_SUPPLIED MATERIAL_
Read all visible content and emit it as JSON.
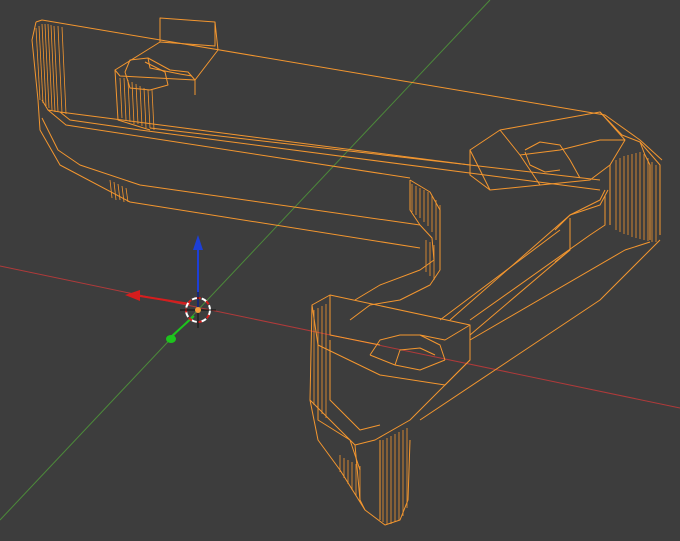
{
  "viewport": {
    "background": "#3d3d3d",
    "wire_color": "#f3962f",
    "axis_x_color": "#b03a3a",
    "axis_y_color": "#4c8a3a",
    "gizmo_up_color": "#1d3fd6",
    "gizmo_left_color": "#d61d1d",
    "gizmo_forward_color": "#1dc41d",
    "icons": {
      "cursor": "3d-cursor-icon",
      "gizmo": "transform-gizmo-icon"
    }
  }
}
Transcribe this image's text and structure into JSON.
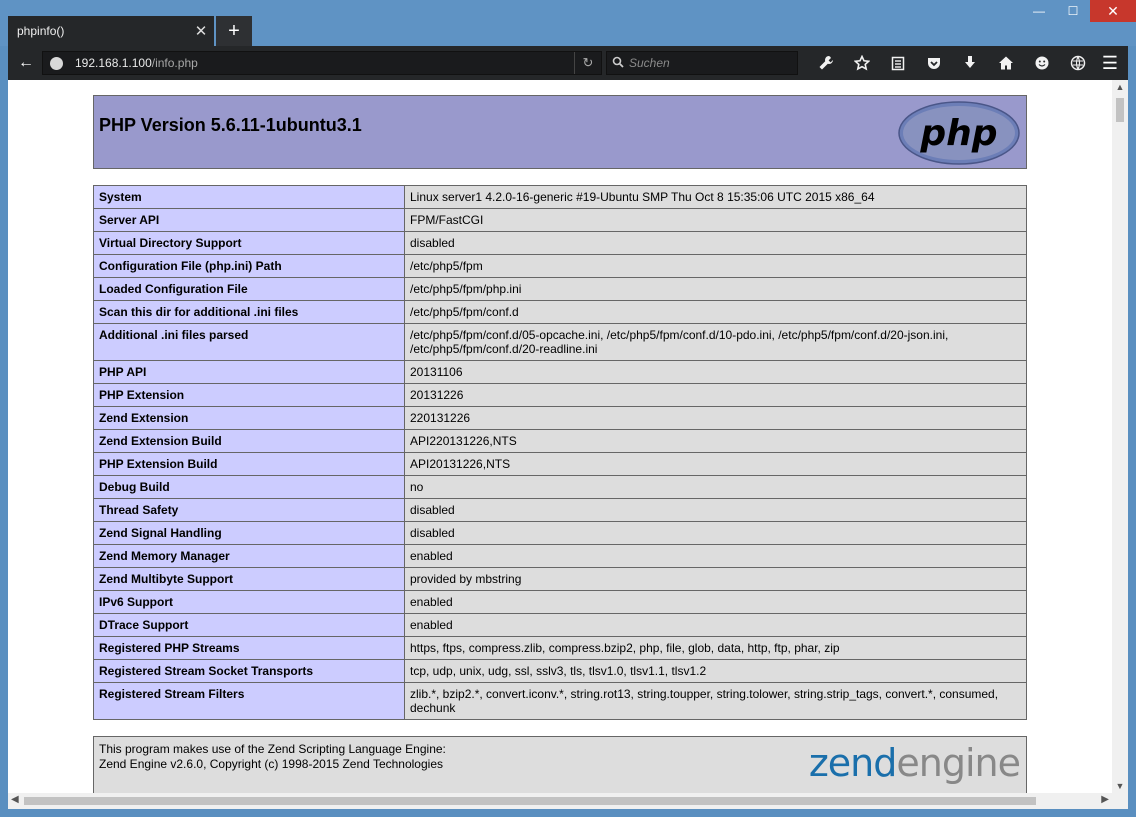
{
  "window": {
    "minimize": "—",
    "maximize": "☐",
    "close": "✕"
  },
  "tab": {
    "title": "phpinfo()",
    "close": "✕",
    "new": "+"
  },
  "nav": {
    "back": "←",
    "url_host": "192.168.1.100",
    "url_path": "/info.php",
    "reload": "↻",
    "search_placeholder": "Suchen",
    "menu": "☰"
  },
  "toolbar_icons": [
    "wrench-icon",
    "star-icon",
    "reading-list-icon",
    "pocket-icon",
    "download-icon",
    "home-icon",
    "smiley-icon",
    "globe-icon"
  ],
  "php": {
    "version_title": "PHP Version 5.6.11-1ubuntu3.1",
    "logo_text": "php",
    "rows": [
      {
        "key": "System",
        "value": "Linux server1 4.2.0-16-generic #19-Ubuntu SMP Thu Oct 8 15:35:06 UTC 2015 x86_64"
      },
      {
        "key": "Server API",
        "value": "FPM/FastCGI"
      },
      {
        "key": "Virtual Directory Support",
        "value": "disabled"
      },
      {
        "key": "Configuration File (php.ini) Path",
        "value": "/etc/php5/fpm"
      },
      {
        "key": "Loaded Configuration File",
        "value": "/etc/php5/fpm/php.ini"
      },
      {
        "key": "Scan this dir for additional .ini files",
        "value": "/etc/php5/fpm/conf.d"
      },
      {
        "key": "Additional .ini files parsed",
        "value": "/etc/php5/fpm/conf.d/05-opcache.ini, /etc/php5/fpm/conf.d/10-pdo.ini, /etc/php5/fpm/conf.d/20-json.ini, /etc/php5/fpm/conf.d/20-readline.ini"
      },
      {
        "key": "PHP API",
        "value": "20131106"
      },
      {
        "key": "PHP Extension",
        "value": "20131226"
      },
      {
        "key": "Zend Extension",
        "value": "220131226"
      },
      {
        "key": "Zend Extension Build",
        "value": "API220131226,NTS"
      },
      {
        "key": "PHP Extension Build",
        "value": "API20131226,NTS"
      },
      {
        "key": "Debug Build",
        "value": "no"
      },
      {
        "key": "Thread Safety",
        "value": "disabled"
      },
      {
        "key": "Zend Signal Handling",
        "value": "disabled"
      },
      {
        "key": "Zend Memory Manager",
        "value": "enabled"
      },
      {
        "key": "Zend Multibyte Support",
        "value": "provided by mbstring"
      },
      {
        "key": "IPv6 Support",
        "value": "enabled"
      },
      {
        "key": "DTrace Support",
        "value": "enabled"
      },
      {
        "key": "Registered PHP Streams",
        "value": "https, ftps, compress.zlib, compress.bzip2, php, file, glob, data, http, ftp, phar, zip"
      },
      {
        "key": "Registered Stream Socket Transports",
        "value": "tcp, udp, unix, udg, ssl, sslv3, tls, tlsv1.0, tlsv1.1, tlsv1.2"
      },
      {
        "key": "Registered Stream Filters",
        "value": "zlib.*, bzip2.*, convert.iconv.*, string.rot13, string.toupper, string.tolower, string.strip_tags, convert.*, consumed, dechunk"
      }
    ],
    "zend_line1": "This program makes use of the Zend Scripting Language Engine:",
    "zend_line2": "Zend Engine v2.6.0, Copyright (c) 1998-2015 Zend Technologies",
    "zend_logo_a": "zend",
    "zend_logo_b": "engine"
  }
}
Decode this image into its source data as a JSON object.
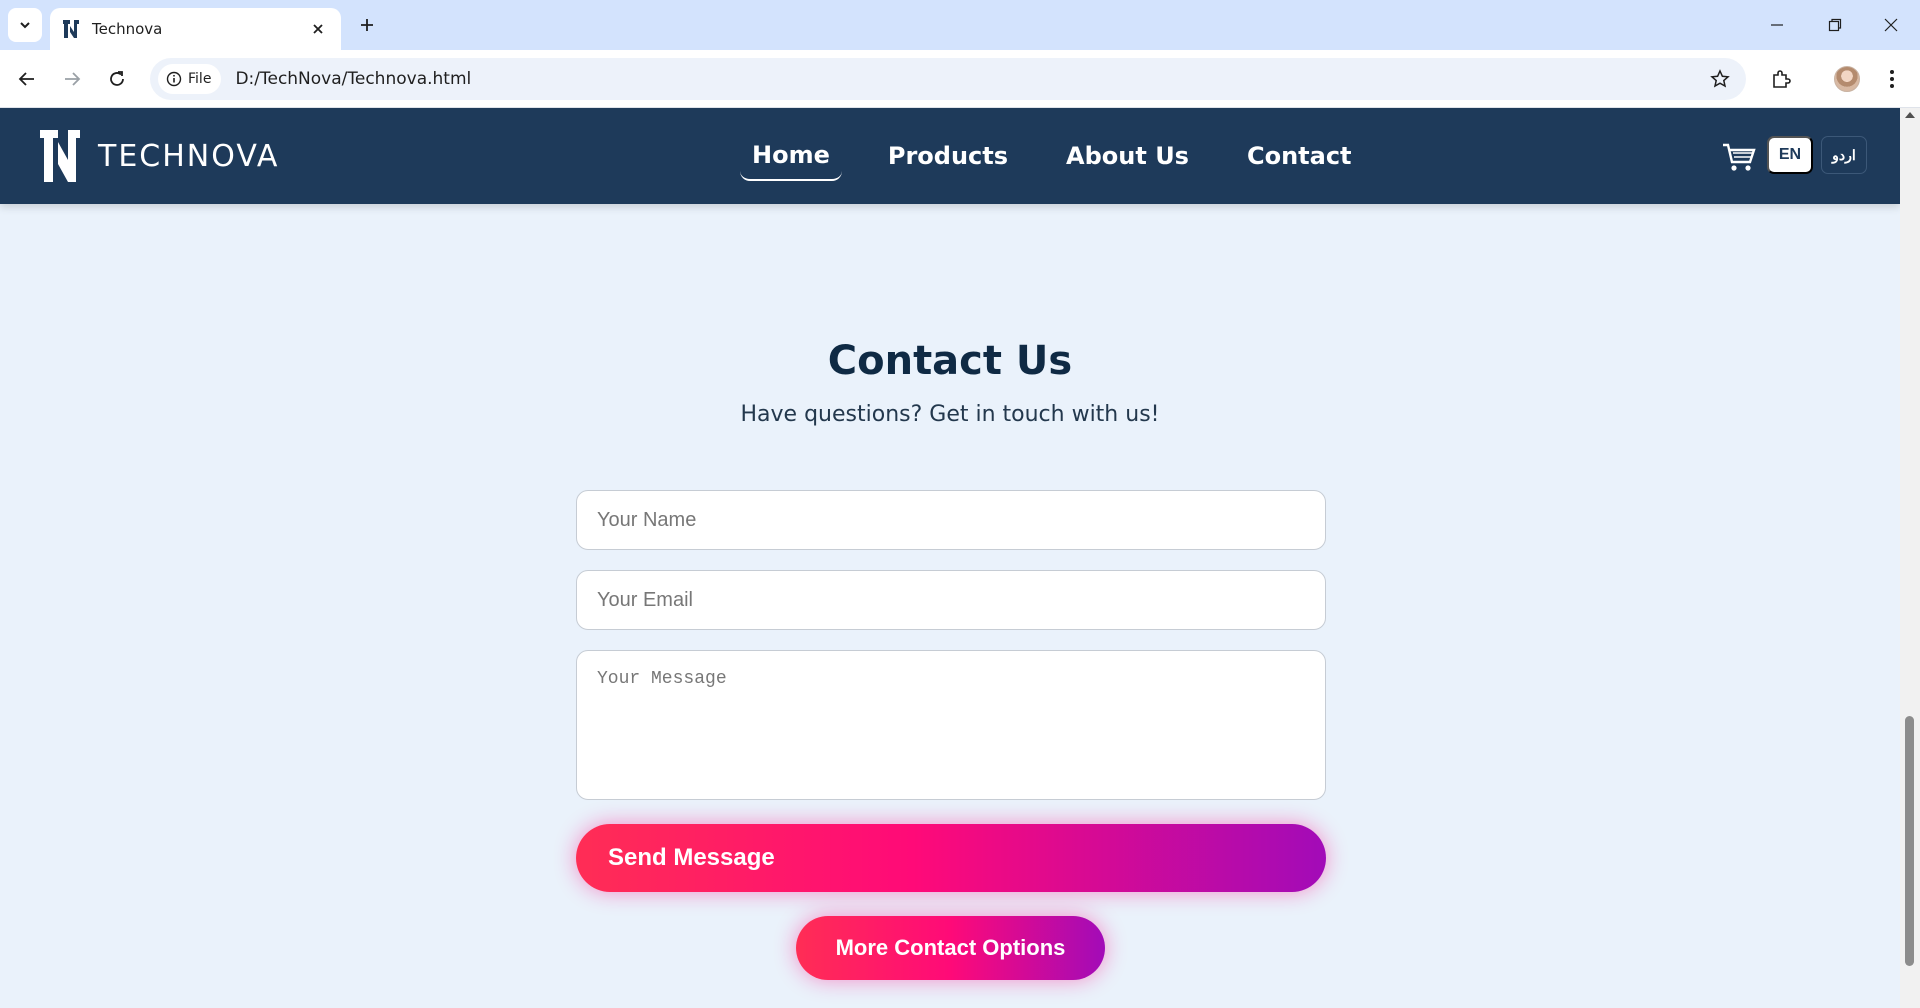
{
  "browser": {
    "tab_title": "Technova",
    "address_chip": "File",
    "url": "D:/TechNova/Technova.html"
  },
  "site": {
    "brand": "TECHNOVA",
    "nav": [
      {
        "label": "Home",
        "active": true
      },
      {
        "label": "Products",
        "active": false
      },
      {
        "label": "About Us",
        "active": false
      },
      {
        "label": "Contact",
        "active": false
      }
    ],
    "lang_en": "EN",
    "lang_ur": "اردو",
    "colors": {
      "nav_bg": "#1e3a5a",
      "page_bg": "#eaf2fb",
      "accent_start": "#ff2d55",
      "accent_end": "#a20bb8"
    }
  },
  "contact": {
    "title": "Contact Us",
    "subtitle": "Have questions? Get in touch with us!",
    "name_placeholder": "Your Name",
    "email_placeholder": "Your Email",
    "message_placeholder": "Your Message",
    "send_label": "Send Message",
    "more_label": "More Contact Options"
  },
  "icons": [
    "tab-search-icon",
    "technova-favicon",
    "close-icon",
    "plus-icon",
    "minimize-icon",
    "restore-icon",
    "window-close-icon",
    "back-arrow-icon",
    "forward-arrow-icon",
    "reload-icon",
    "info-icon",
    "star-icon",
    "extensions-icon",
    "profile-avatar",
    "more-vert-icon",
    "cart-icon"
  ]
}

_EXERCISE GOAL_
Each line from the one that contains "Decode this image" through the end of the records should be restated exactly; include both end lines and leave any pictures out.

_FINISHED ANSWER_
Decode this image into its source data as a JSON object.
{
  "browser": {
    "tab_title": "Technova",
    "address_chip": "File",
    "url": "D:/TechNova/Technova.html"
  },
  "site": {
    "brand": "TECHNOVA",
    "nav": [
      {
        "label": "Home",
        "active": true
      },
      {
        "label": "Products",
        "active": false
      },
      {
        "label": "About Us",
        "active": false
      },
      {
        "label": "Contact",
        "active": false
      }
    ],
    "lang_en": "EN",
    "lang_ur": "اردو",
    "colors": {
      "nav_bg": "#1e3a5a",
      "page_bg": "#eaf2fb",
      "accent_start": "#ff2d55",
      "accent_end": "#a20bb8"
    }
  },
  "contact": {
    "title": "Contact Us",
    "subtitle": "Have questions? Get in touch with us!",
    "name_placeholder": "Your Name",
    "email_placeholder": "Your Email",
    "message_placeholder": "Your Message",
    "send_label": "Send Message",
    "more_label": "More Contact Options"
  },
  "icons": [
    "tab-search-icon",
    "technova-favicon",
    "close-icon",
    "plus-icon",
    "minimize-icon",
    "restore-icon",
    "window-close-icon",
    "back-arrow-icon",
    "forward-arrow-icon",
    "reload-icon",
    "info-icon",
    "star-icon",
    "extensions-icon",
    "profile-avatar",
    "more-vert-icon",
    "cart-icon"
  ]
}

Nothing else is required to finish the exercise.